### DESKRIPSI TUGAS
Tampilkan bagian teks tentang pendidikan berasrama di antara "Pendidikan tinggi di" dan "sekaligus berakhlak mulia.", termasuk keduanya, tanpa perubahan apa pun.

Relevansi Pendidikan Berasrama dalam Mencetak Sarjana Ekonomi Siap Guna

DI TENGAH dinamika global yang makin kompleks, kebutuhan terhadap lulusan perguruan tinggi yang tak hanya cerdas secara intelektual, tetapi juga matang secara moral dan terampil secara praktis, menjadi semakin mendesak.

Khusus di bidang ekonomi dan bisnis, tantangan yang dihadapi tidak hanya soal persaingan pasar, transformasi digital, atau kecakapan analitik, melainkan juga soal integritas diri, etika bermuamalah, serta kemampuan menyesuaikan diri di tengah ragam budaya sosial masyarakat.

Dalam kerangka inilah, pendidikan berasrama yang mengintegrasikan penanaman adab Islami dan pengembangan skil praktis menemukan relevansi strategisnya.

Pendidikan tinggi di banyak institusi kini cenderung mengutamakan penguasaan teori dan teknologi, tetapi melupakan aspek pembentukan karakter. Mahasiswa dibekali kecakapan teknis, tetapi miskin kepedulian sosial, lemah dalam adab, dan gamang saat menghadapi realitas kehidupan bermasyarakat.

Padahal, bagi calon sarjana ekonomi, kemampuan beradaptasi dengan masyarakat, memahami nilai-nilai keislaman, serta cakap dalam skil praktis seperti kepemimpinan, komunikasi efektif, kewirausahaan, dan manajemen diri, merupakan bekal utama untuk menjadi pelaku ekonomi yang berdaya saing sekaligus berakhlak mulia.

Program pendidikan berasrama mengisi celah ini dengan metode yang terstruktur. Di lingkungan asrama, mahasiswa tak hanya belajar di ruang kuliah, tetapi juga menjalani proses pembentukan diri 24 jam sehari.

Adab Islami ditanamkan secara langsung melalui rutinitas harian: shalat berjamaah, tadabbur Al-Qur’an, muamalah sesama penghuni asrama, serta pembiasaan sikap jujur, disiplin, tanggung jawab, dan rendah hati. Sikap-sikap ini bukan sekadar teori, melainkan diwujudkan dalam praktik sehari-hari yang berulang, sehingga membentuk karakter permanen.

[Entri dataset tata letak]
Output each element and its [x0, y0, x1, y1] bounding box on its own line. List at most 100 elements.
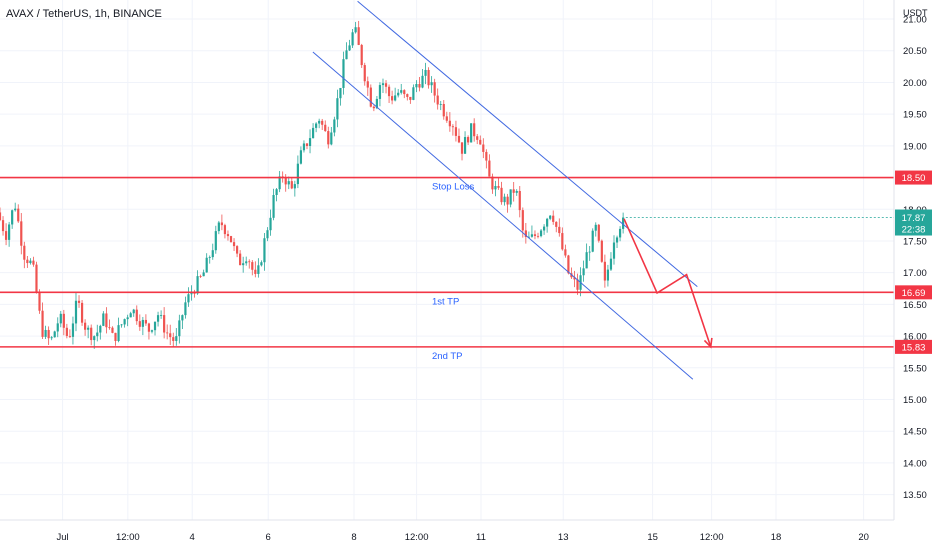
candle — [1, 216, 5, 236]
candle-body — [65, 327, 68, 336]
price-tick-label: 21.00 — [903, 15, 927, 26]
candle — [524, 223, 527, 244]
candle-body — [342, 59, 345, 88]
time-tick-label: 18 — [771, 532, 782, 543]
time-tick-label: 20 — [858, 532, 869, 543]
candle — [84, 319, 87, 336]
candle-body — [321, 120, 324, 125]
candle — [409, 96, 412, 104]
candle — [208, 255, 211, 264]
candle-body — [518, 190, 521, 211]
candle — [105, 307, 108, 334]
time-tick-label: Jul — [57, 532, 69, 543]
candle — [166, 324, 169, 340]
candle — [594, 222, 597, 237]
candle — [293, 180, 296, 197]
price-tick-label: 15.00 — [903, 395, 927, 406]
candle-body — [442, 104, 445, 117]
candle — [187, 287, 190, 307]
candle-body — [497, 186, 500, 188]
candle-body — [597, 224, 600, 241]
candle — [327, 126, 330, 149]
candle-body — [311, 127, 315, 139]
candle — [17, 204, 20, 223]
candle-body — [366, 81, 369, 88]
price-tick-label: 15.50 — [903, 363, 927, 374]
candle-body — [509, 189, 512, 205]
candle — [546, 217, 549, 233]
candle — [494, 180, 497, 197]
candle-body — [305, 143, 309, 147]
candle-body — [202, 272, 205, 277]
time-tick-label: 12:00 — [700, 532, 724, 543]
candle — [245, 256, 248, 266]
candle — [251, 260, 254, 276]
candle — [412, 84, 415, 101]
candle-body — [114, 332, 117, 341]
candle-body — [138, 321, 141, 327]
candle-body — [336, 98, 339, 120]
candle — [369, 84, 372, 108]
candle-body — [430, 82, 433, 86]
candle — [111, 326, 114, 334]
candle — [62, 309, 65, 336]
candle-body — [4, 231, 8, 240]
candle-body — [159, 315, 163, 316]
level-label: Stop Loss — [432, 182, 474, 193]
candle — [466, 135, 470, 146]
candle — [509, 189, 512, 208]
candle-body — [409, 96, 412, 100]
candle — [597, 223, 600, 243]
candle — [278, 170, 281, 193]
candle-body — [187, 294, 190, 303]
candle — [348, 39, 351, 51]
candle-body — [17, 208, 20, 222]
candle — [248, 259, 251, 269]
candle — [20, 213, 23, 255]
candle — [582, 260, 585, 282]
candle-body — [384, 83, 388, 87]
candle-body — [530, 234, 534, 237]
candle — [470, 123, 473, 143]
level-price-tag-text: 15.83 — [902, 342, 926, 353]
candle — [564, 244, 567, 258]
price-axis[interactable]: 13.50 14.00 14.50 15.00 15.50 16.00 16.50 17.00… — [903, 15, 927, 502]
time-tick-label: 13 — [558, 532, 569, 543]
candle-body — [512, 189, 515, 193]
candle-body — [394, 95, 397, 101]
candle-body — [293, 184, 296, 189]
horizontal-levels: Stop Loss 1st TP 2nd TP — [0, 176, 894, 362]
level-price-tag — [895, 285, 932, 300]
candle — [339, 87, 342, 106]
candle-body — [99, 325, 102, 333]
level-price-tag — [895, 339, 932, 354]
candle-body — [457, 135, 461, 143]
candle — [257, 258, 260, 278]
candle — [342, 51, 345, 95]
candle — [77, 295, 81, 308]
time-axis[interactable]: Jul 12:00 4 6 8 12:00 11 13 15 12:00 18 20 — [57, 532, 869, 543]
candle-body — [612, 242, 616, 259]
candle — [600, 239, 603, 263]
candle-body — [324, 124, 327, 132]
last-price-value: 17.87 — [902, 213, 926, 224]
level-price-tag-text: 18.50 — [902, 173, 926, 184]
candle-body — [150, 330, 154, 332]
candle — [56, 317, 59, 338]
candle-body — [166, 332, 169, 334]
price-tick-label: 17.00 — [903, 268, 927, 279]
candle — [433, 78, 436, 103]
candle-body — [470, 123, 473, 143]
candle-body — [1, 220, 5, 232]
candle-body — [296, 163, 299, 185]
candle-body — [50, 337, 53, 339]
candle-body — [111, 327, 114, 333]
candle — [397, 89, 400, 98]
candle — [485, 149, 488, 169]
candle — [41, 302, 44, 340]
candle — [202, 269, 205, 277]
candle — [497, 178, 500, 190]
candle-body — [284, 177, 287, 185]
candle — [448, 112, 451, 132]
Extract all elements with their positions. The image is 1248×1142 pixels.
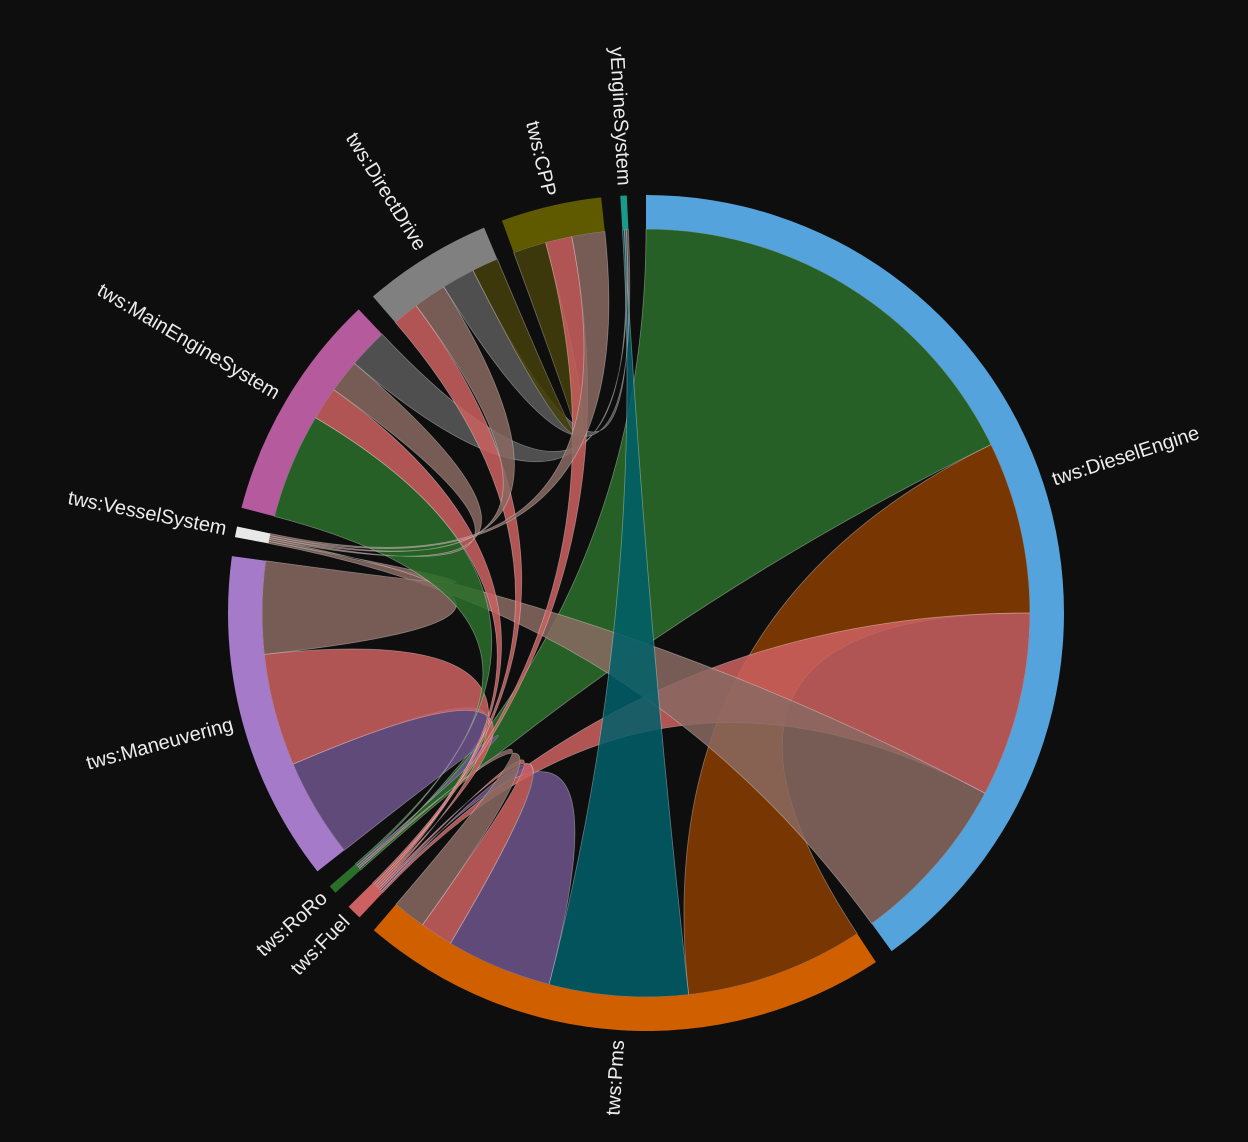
group-arc[interactable] [241, 309, 383, 517]
group-arc[interactable] [620, 195, 629, 230]
group-label: tws:CPP [521, 119, 560, 199]
group-label: yEngineSystem [605, 46, 634, 186]
group-label: tws:VesselSystem [66, 487, 228, 540]
chord-ribbon[interactable] [358, 228, 992, 871]
group-arc[interactable] [373, 904, 876, 1032]
group-arc[interactable] [372, 227, 498, 323]
group-arc[interactable] [228, 556, 345, 872]
chord-ribbon[interactable] [314, 389, 502, 888]
chord-ribbon[interactable] [377, 759, 534, 944]
chord-ribbon[interactable] [267, 540, 986, 925]
chord-ribbon[interactable] [373, 304, 523, 887]
group-arc[interactable] [234, 526, 271, 544]
chord-ribbon[interactable] [273, 417, 493, 867]
group-label: tws:Maneuvering [84, 714, 236, 775]
group-arc[interactable] [329, 863, 361, 893]
group-arc[interactable] [501, 197, 605, 253]
ribbons [261, 228, 1031, 998]
chord-ribbon[interactable] [269, 286, 515, 552]
group-arc[interactable] [646, 195, 1064, 952]
chord-ribbon[interactable] [261, 538, 457, 655]
group-label: tws:DirectDrive [341, 129, 431, 255]
chord-ribbon[interactable] [548, 229, 690, 998]
group-label: tws:DieselEngine [1049, 422, 1202, 490]
chord-ribbon[interactable] [268, 362, 482, 557]
group-arc[interactable] [348, 882, 383, 918]
group-label: tws:MainEngineSystem [93, 279, 283, 404]
group-label: tws:Pms [602, 1039, 629, 1116]
group-arcs [228, 195, 1064, 1032]
chord-ribbon[interactable] [263, 648, 494, 890]
chord-ribbon[interactable] [269, 230, 610, 549]
chord-ribbon[interactable] [357, 748, 521, 926]
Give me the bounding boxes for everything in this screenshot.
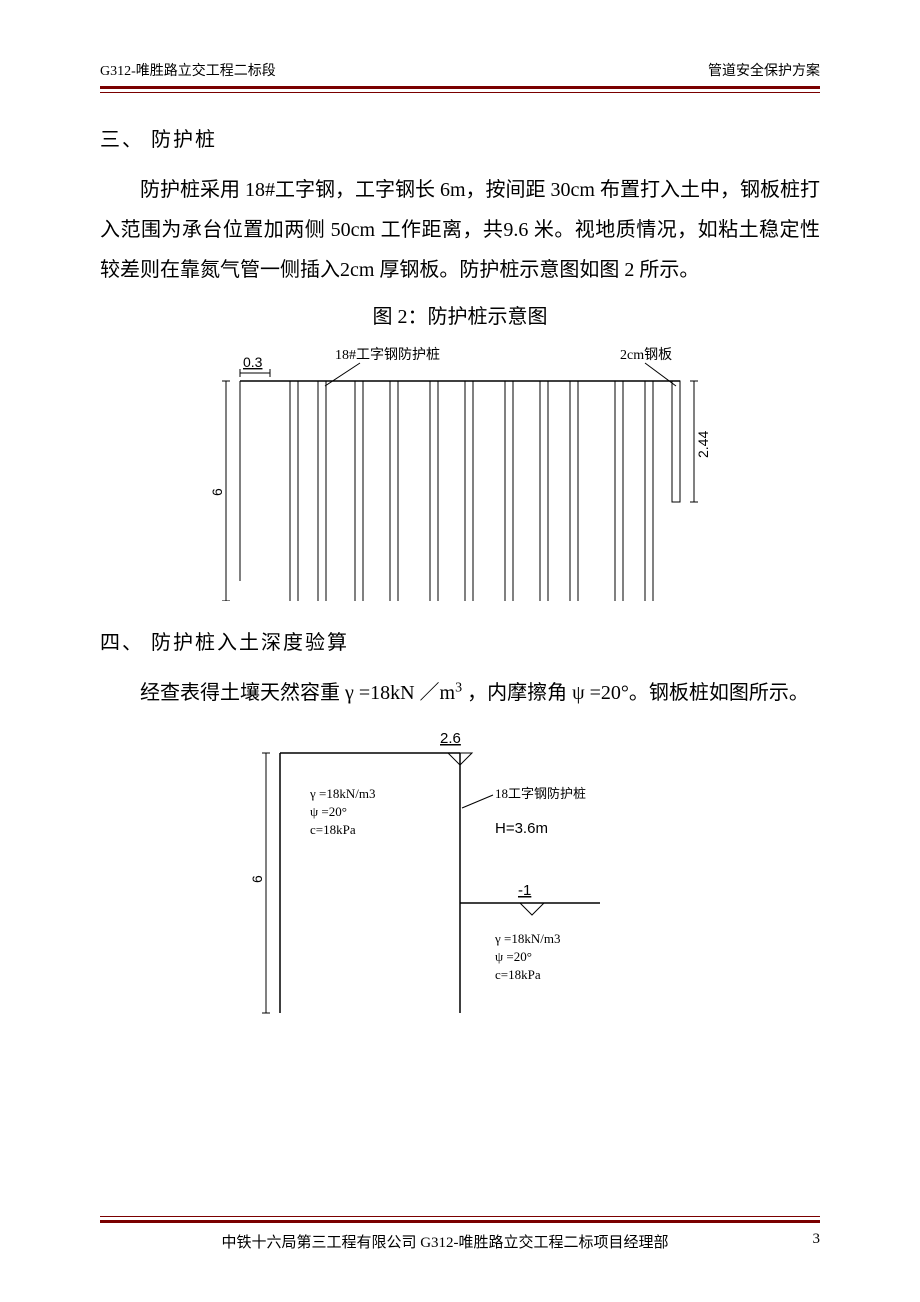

### JAWABAN TERPERINCI
Pendidikan tinggi di banyak institusi kini cenderung mengutamakan penguasaan teori dan teknologi, tetapi melupakan aspek pembentukan karakter. Mahasiswa dibekali kecakapan teknis, tetapi miskin kepedulian sosial, lemah dalam adab, dan gamang saat menghadapi realitas kehidupan bermasyarakat.

Padahal, bagi calon sarjana ekonomi, kemampuan beradaptasi dengan masyarakat, memahami nilai-nilai keislaman, serta cakap dalam skil praktis seperti kepemimpinan, komunikasi efektif, kewirausahaan, dan manajemen diri, merupakan bekal utama untuk menjadi pelaku ekonomi yang berdaya saing sekaligus berakhlak mulia.